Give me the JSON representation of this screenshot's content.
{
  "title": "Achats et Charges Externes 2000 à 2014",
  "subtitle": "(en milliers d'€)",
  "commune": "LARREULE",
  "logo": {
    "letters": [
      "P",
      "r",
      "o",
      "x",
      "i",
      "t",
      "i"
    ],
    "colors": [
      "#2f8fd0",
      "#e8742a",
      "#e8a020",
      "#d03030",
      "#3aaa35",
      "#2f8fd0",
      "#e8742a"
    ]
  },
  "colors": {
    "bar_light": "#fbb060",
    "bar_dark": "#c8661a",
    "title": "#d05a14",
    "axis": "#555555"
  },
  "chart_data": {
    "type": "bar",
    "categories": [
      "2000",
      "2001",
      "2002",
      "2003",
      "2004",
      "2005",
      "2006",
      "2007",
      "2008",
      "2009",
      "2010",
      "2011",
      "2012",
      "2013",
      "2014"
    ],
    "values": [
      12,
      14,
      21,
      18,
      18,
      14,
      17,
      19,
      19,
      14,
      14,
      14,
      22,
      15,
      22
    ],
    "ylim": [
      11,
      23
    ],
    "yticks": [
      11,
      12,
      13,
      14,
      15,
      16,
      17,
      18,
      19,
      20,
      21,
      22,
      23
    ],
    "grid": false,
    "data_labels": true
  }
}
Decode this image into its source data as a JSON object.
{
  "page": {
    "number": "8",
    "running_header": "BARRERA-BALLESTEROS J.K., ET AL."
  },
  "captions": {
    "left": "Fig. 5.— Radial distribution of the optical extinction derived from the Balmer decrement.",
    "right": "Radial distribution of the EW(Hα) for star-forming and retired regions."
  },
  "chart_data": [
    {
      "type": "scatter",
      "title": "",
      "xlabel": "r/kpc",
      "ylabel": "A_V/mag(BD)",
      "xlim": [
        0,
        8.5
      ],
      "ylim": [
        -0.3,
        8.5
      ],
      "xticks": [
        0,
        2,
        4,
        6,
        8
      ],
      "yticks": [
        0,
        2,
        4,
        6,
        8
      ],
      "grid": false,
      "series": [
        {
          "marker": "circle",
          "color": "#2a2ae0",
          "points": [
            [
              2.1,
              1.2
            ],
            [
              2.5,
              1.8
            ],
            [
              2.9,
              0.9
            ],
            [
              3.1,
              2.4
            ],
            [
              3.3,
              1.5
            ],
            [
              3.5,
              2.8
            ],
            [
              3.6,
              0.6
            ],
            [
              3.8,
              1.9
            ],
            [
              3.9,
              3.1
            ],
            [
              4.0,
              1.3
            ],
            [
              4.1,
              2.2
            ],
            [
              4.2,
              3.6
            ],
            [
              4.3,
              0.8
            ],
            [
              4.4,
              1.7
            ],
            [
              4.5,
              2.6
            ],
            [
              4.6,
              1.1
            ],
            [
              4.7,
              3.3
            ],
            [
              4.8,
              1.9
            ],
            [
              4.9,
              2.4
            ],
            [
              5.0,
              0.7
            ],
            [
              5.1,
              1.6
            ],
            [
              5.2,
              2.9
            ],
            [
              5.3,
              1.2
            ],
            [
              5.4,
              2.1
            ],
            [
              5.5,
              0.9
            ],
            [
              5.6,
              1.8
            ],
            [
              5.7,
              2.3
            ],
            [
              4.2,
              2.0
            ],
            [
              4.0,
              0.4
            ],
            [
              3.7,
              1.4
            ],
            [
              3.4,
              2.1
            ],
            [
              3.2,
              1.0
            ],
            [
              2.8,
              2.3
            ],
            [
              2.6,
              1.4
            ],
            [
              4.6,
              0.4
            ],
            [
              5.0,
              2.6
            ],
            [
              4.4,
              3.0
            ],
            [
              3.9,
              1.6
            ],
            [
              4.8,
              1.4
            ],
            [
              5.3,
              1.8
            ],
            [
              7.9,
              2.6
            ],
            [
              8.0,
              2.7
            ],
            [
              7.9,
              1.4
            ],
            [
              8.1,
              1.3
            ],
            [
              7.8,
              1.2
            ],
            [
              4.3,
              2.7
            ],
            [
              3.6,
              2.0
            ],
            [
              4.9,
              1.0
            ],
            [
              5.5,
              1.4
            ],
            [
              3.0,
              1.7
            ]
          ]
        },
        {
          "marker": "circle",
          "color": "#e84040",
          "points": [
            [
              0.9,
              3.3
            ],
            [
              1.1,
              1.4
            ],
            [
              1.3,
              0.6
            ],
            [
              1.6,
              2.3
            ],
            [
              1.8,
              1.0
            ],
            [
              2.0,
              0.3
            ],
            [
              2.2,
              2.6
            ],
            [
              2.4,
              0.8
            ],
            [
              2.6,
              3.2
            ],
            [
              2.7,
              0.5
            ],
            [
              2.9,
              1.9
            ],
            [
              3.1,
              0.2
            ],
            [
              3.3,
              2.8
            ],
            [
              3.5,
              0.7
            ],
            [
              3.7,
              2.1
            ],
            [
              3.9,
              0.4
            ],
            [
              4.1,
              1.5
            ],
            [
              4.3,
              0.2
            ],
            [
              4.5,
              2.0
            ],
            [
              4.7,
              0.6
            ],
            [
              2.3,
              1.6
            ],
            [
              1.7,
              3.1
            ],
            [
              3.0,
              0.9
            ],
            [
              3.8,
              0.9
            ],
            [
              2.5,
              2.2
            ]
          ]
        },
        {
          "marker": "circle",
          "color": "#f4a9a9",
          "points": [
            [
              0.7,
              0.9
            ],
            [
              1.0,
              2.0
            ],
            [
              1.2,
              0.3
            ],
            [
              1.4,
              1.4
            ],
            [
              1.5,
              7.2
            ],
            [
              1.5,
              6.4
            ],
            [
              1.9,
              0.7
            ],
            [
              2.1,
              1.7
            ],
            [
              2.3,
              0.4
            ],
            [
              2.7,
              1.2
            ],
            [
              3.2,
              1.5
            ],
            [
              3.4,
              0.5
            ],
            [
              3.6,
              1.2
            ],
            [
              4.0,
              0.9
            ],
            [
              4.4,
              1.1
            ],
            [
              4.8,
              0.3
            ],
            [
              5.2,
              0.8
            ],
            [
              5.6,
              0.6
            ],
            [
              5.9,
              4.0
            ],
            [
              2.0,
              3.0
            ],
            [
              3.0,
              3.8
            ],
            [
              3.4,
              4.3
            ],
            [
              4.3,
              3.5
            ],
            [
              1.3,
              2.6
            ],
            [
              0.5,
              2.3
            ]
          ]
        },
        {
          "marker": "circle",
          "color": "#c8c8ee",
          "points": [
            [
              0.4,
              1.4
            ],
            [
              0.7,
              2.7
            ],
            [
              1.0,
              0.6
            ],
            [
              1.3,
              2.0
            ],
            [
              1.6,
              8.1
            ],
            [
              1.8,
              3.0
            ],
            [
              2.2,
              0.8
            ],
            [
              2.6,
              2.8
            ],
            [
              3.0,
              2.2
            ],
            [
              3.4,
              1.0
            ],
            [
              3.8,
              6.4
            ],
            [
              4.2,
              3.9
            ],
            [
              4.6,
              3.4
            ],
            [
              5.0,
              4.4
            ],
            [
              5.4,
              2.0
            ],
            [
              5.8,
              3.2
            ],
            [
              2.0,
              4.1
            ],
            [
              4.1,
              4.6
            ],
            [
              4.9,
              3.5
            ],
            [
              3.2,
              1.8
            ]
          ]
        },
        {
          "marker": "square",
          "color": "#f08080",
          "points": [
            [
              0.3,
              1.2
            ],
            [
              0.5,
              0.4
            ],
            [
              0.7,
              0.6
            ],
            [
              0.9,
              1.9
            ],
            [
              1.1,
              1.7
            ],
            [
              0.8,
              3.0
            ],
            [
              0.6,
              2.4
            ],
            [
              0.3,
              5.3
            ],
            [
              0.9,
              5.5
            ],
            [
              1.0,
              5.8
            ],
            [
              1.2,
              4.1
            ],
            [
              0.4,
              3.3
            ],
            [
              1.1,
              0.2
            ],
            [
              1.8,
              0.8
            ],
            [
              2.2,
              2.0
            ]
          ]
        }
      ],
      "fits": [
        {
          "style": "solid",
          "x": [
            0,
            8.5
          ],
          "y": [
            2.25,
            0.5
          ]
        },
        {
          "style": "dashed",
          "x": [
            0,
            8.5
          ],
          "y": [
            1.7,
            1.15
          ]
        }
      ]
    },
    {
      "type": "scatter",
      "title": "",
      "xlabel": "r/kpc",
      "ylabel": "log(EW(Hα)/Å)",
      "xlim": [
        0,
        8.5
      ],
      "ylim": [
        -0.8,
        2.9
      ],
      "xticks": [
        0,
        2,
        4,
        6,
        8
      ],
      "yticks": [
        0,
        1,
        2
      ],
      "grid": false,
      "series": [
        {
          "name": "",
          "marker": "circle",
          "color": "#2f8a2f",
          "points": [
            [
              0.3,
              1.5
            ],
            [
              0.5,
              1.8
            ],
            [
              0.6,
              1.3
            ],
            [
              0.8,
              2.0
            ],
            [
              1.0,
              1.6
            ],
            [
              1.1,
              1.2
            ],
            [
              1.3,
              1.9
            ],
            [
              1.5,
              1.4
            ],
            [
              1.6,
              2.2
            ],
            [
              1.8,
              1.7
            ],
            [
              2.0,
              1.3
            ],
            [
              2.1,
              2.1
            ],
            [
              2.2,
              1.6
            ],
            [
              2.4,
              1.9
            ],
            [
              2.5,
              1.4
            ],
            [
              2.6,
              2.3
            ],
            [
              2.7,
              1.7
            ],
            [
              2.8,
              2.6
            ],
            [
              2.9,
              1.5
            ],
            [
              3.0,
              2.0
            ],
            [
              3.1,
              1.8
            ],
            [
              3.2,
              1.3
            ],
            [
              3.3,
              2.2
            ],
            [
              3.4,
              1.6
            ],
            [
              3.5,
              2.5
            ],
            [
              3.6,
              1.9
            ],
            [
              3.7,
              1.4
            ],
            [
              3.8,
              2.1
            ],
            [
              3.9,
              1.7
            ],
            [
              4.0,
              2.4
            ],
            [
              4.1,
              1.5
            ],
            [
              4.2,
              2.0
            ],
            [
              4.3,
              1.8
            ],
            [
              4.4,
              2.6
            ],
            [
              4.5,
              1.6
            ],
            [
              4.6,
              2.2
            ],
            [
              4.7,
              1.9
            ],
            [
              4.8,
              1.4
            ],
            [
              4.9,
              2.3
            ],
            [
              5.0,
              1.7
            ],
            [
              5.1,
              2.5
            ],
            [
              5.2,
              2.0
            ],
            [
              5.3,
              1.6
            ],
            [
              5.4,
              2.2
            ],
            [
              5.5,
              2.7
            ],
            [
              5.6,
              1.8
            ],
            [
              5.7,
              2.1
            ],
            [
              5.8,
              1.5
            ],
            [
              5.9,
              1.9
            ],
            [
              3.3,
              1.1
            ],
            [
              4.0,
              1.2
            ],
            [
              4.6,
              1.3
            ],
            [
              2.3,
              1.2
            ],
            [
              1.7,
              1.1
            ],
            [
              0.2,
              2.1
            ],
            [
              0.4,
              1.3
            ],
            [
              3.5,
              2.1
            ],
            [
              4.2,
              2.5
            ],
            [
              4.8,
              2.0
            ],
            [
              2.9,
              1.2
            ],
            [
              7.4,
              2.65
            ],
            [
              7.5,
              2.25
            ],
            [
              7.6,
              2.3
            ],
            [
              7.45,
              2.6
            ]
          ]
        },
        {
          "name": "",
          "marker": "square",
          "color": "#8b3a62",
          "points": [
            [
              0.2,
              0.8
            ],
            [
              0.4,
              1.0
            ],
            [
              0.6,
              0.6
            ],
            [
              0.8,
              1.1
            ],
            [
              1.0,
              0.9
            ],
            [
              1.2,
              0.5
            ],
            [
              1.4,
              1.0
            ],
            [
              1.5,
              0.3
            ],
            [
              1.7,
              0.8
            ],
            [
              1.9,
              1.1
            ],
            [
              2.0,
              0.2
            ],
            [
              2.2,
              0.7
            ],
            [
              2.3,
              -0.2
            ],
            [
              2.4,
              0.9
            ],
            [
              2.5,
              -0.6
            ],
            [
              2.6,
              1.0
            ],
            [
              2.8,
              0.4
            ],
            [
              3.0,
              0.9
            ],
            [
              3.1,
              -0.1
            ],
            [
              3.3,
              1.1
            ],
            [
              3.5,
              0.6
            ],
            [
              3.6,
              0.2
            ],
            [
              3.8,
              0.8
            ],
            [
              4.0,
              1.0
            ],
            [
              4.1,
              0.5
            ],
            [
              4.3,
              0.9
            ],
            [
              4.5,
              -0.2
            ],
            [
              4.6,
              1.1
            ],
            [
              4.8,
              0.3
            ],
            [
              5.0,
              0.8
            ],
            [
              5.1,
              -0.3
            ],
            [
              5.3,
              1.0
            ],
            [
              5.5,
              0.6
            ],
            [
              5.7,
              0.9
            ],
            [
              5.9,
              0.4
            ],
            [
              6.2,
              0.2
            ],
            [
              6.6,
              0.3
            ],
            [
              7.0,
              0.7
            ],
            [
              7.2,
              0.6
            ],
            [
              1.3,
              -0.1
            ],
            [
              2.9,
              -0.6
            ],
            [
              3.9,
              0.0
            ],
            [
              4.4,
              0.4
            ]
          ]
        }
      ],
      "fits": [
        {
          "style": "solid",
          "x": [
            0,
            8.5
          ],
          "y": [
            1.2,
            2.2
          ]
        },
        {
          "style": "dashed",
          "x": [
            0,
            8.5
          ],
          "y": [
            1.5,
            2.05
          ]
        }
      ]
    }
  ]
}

--------------------

Find all lines holding the string "JSON" and copy them.

_ANSWER FOR THE TASK_.
Give me the JSON representation of this screenshot's content.
Decode this image into its source data as a JSON object.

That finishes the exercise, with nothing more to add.